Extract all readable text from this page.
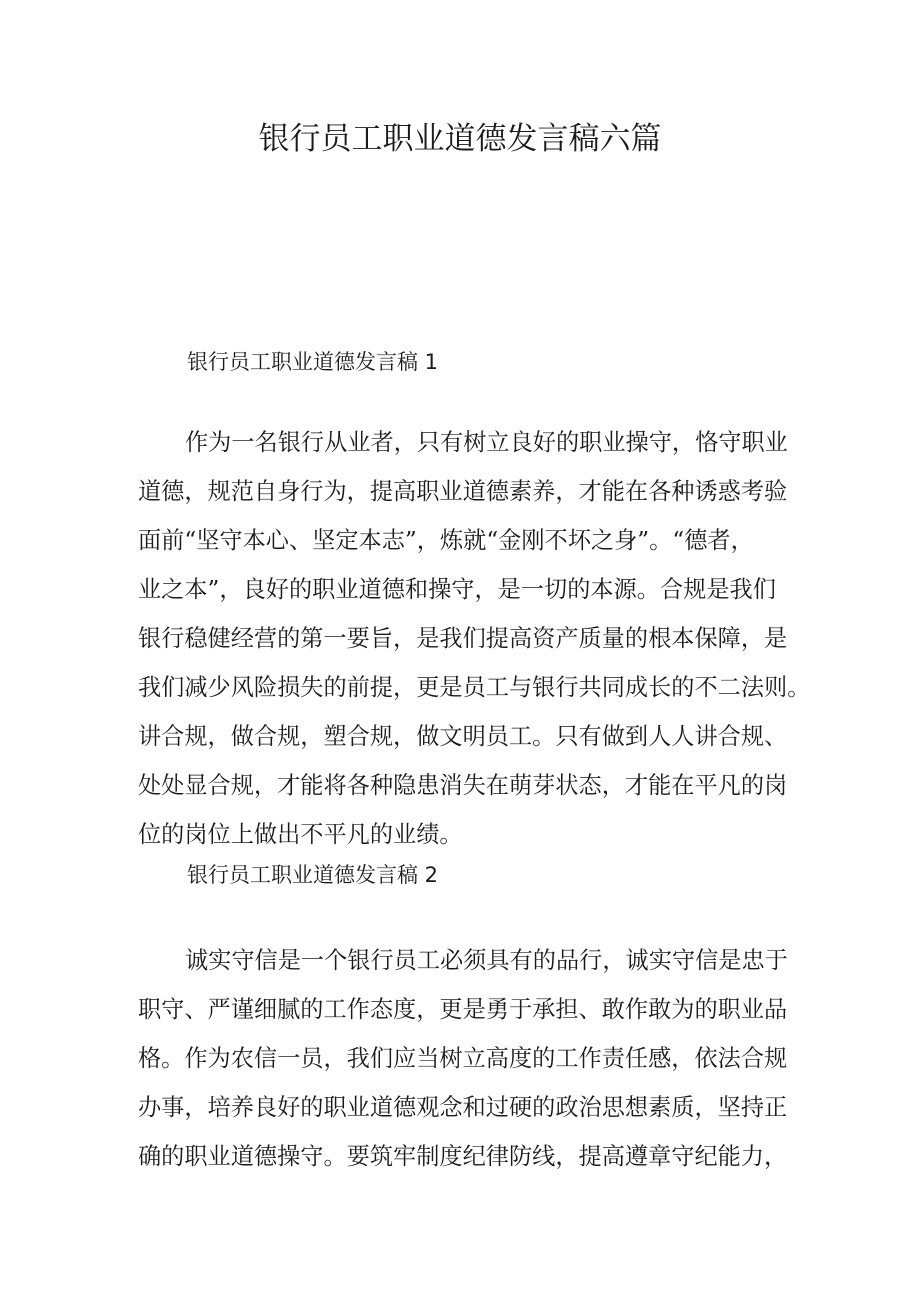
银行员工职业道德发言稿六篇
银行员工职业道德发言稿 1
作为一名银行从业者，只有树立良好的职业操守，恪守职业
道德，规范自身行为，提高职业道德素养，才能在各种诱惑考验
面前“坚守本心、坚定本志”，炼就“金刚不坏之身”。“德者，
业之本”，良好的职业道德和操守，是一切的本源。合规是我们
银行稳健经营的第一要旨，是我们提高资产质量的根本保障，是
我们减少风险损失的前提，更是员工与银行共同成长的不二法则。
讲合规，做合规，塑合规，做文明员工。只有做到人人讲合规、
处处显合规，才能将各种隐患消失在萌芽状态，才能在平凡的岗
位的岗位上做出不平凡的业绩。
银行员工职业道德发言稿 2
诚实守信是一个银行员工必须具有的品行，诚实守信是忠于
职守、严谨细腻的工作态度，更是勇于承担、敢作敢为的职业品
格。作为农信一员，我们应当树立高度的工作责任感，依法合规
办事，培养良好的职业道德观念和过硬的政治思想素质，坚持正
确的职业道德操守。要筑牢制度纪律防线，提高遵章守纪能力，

========================================

EXERCISE REQUIREMENTS | Omit pictures; set down the rest of the material word for word.

TASK RESPONSE |
Extract all readable text from this page.
银行员工职业道德发言稿六篇
银行员工职业道德发言稿 1
作为一名银行从业者，只有树立良好的职业操守，恪守职业
道德，规范自身行为，提高职业道德素养，才能在各种诱惑考验
面前“坚守本心、坚定本志”，炼就“金刚不坏之身”。“德者，
业之本”，良好的职业道德和操守，是一切的本源。合规是我们
银行稳健经营的第一要旨，是我们提高资产质量的根本保障，是
我们减少风险损失的前提，更是员工与银行共同成长的不二法则。
讲合规，做合规，塑合规，做文明员工。只有做到人人讲合规、
处处显合规，才能将各种隐患消失在萌芽状态，才能在平凡的岗
位的岗位上做出不平凡的业绩。
银行员工职业道德发言稿 2
诚实守信是一个银行员工必须具有的品行，诚实守信是忠于
职守、严谨细腻的工作态度，更是勇于承担、敢作敢为的职业品
格。作为农信一员，我们应当树立高度的工作责任感，依法合规
办事，培养良好的职业道德观念和过硬的政治思想素质，坚持正
确的职业道德操守。要筑牢制度纪律防线，提高遵章守纪能力，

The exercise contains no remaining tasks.